PROBLEM DESCRIPTION: Tally the lines holding the string "this" and reply with that number alone.

RAW RECORDS:
⁂

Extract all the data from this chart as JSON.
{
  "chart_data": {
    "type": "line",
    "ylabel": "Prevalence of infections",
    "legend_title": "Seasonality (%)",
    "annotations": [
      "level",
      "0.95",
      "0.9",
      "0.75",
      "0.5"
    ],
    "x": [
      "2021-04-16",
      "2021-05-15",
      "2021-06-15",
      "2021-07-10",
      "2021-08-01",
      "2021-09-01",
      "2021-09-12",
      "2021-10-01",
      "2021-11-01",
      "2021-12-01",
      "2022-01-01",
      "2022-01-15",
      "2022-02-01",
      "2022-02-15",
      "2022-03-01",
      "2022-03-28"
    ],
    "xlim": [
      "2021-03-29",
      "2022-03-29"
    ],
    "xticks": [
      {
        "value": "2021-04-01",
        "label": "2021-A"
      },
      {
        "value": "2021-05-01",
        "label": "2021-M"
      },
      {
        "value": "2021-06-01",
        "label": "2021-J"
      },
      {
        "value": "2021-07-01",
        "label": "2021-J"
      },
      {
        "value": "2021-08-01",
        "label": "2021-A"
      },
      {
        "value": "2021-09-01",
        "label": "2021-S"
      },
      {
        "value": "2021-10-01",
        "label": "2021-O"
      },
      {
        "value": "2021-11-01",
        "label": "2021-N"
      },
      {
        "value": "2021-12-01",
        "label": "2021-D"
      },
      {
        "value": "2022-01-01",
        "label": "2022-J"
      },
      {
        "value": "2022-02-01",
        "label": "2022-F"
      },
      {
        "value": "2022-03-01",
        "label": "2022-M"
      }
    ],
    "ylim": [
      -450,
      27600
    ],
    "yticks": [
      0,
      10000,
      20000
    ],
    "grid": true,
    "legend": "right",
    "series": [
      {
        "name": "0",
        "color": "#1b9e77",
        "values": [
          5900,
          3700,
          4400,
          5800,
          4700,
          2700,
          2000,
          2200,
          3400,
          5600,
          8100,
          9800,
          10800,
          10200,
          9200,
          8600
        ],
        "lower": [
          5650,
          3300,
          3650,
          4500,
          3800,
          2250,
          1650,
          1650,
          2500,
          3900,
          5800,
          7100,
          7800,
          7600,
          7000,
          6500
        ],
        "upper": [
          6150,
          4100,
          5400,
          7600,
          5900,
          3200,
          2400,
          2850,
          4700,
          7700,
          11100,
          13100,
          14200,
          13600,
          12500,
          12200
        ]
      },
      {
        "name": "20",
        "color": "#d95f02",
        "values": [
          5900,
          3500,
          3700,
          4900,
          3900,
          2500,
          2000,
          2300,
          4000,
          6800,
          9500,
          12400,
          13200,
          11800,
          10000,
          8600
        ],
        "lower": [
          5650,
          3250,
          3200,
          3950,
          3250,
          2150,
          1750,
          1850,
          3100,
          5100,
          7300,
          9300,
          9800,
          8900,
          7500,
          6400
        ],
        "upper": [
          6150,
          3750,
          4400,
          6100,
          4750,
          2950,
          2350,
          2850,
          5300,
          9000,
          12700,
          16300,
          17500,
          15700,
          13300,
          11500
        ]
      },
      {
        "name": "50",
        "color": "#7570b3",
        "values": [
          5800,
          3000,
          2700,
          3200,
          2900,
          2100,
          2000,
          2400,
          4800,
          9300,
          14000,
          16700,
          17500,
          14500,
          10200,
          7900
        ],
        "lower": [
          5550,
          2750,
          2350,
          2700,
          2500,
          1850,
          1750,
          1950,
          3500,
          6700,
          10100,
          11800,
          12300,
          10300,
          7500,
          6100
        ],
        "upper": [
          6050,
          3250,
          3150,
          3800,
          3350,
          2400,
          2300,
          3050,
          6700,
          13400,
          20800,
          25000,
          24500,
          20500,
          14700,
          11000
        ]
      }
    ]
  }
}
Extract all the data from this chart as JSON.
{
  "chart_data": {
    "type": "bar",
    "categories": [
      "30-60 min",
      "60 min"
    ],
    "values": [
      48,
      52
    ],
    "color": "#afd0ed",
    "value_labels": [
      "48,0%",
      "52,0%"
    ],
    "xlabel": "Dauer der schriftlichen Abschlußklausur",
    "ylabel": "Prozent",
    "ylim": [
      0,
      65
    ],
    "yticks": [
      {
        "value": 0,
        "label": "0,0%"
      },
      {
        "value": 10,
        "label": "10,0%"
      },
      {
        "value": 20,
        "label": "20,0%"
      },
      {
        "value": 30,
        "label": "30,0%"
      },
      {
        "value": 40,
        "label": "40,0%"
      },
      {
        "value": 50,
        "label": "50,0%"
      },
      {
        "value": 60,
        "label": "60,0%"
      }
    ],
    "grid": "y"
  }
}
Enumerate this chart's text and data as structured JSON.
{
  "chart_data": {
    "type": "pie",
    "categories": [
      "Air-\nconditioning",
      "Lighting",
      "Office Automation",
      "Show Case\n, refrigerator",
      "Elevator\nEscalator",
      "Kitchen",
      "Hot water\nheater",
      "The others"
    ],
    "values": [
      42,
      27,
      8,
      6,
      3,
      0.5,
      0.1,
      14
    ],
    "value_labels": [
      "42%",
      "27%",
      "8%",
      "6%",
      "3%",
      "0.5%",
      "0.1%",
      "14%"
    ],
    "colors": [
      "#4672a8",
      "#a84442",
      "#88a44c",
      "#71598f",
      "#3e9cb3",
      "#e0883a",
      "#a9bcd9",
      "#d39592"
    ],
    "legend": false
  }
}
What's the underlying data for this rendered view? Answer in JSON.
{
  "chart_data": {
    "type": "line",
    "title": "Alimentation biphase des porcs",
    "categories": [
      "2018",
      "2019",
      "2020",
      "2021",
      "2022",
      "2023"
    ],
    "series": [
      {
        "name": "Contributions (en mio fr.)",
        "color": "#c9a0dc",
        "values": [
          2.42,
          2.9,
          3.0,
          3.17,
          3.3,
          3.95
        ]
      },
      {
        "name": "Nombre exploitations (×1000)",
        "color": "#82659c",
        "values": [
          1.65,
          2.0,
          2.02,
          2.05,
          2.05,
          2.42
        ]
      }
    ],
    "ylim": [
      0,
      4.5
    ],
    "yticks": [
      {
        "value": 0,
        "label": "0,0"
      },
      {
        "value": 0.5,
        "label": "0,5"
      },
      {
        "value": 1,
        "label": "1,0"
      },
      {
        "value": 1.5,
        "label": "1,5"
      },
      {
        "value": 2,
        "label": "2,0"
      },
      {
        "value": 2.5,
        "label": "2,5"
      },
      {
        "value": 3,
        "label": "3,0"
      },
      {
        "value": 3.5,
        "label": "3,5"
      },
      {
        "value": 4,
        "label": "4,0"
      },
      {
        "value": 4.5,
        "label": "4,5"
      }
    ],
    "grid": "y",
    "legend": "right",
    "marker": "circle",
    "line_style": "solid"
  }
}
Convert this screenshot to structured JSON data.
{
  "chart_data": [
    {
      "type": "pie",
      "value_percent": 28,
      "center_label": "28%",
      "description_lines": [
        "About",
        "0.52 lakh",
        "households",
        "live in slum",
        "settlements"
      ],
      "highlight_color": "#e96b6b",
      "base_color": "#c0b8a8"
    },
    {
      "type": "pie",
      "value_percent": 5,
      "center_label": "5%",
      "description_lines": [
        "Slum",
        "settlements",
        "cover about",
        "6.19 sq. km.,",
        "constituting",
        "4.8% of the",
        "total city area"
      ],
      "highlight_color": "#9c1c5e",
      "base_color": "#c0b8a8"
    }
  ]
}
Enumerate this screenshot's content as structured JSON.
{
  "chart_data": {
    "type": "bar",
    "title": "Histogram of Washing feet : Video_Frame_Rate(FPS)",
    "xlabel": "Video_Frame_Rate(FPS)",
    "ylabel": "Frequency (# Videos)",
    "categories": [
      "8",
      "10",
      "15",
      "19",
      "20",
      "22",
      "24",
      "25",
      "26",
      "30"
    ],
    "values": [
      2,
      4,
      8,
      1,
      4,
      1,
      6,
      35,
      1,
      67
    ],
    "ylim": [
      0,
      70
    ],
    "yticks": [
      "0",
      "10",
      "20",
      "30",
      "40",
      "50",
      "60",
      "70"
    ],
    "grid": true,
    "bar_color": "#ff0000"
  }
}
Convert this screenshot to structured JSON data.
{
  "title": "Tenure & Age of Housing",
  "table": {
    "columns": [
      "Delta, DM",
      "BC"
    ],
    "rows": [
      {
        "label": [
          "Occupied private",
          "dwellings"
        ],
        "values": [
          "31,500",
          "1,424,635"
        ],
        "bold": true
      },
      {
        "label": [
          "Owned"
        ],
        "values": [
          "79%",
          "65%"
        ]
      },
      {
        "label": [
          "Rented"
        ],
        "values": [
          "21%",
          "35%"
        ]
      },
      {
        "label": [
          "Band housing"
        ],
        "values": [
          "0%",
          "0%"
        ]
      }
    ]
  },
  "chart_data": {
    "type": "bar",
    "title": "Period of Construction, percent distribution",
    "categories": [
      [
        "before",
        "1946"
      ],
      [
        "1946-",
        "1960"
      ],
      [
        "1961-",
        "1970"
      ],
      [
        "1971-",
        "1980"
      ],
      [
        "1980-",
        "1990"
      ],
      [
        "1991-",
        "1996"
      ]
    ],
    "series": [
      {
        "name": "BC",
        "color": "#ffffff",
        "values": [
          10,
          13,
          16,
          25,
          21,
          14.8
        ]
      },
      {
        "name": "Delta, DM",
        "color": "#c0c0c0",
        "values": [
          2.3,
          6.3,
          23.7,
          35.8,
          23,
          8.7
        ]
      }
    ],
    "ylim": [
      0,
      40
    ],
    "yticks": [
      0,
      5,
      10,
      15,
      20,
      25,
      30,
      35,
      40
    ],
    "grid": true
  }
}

⁂

RESULT: 7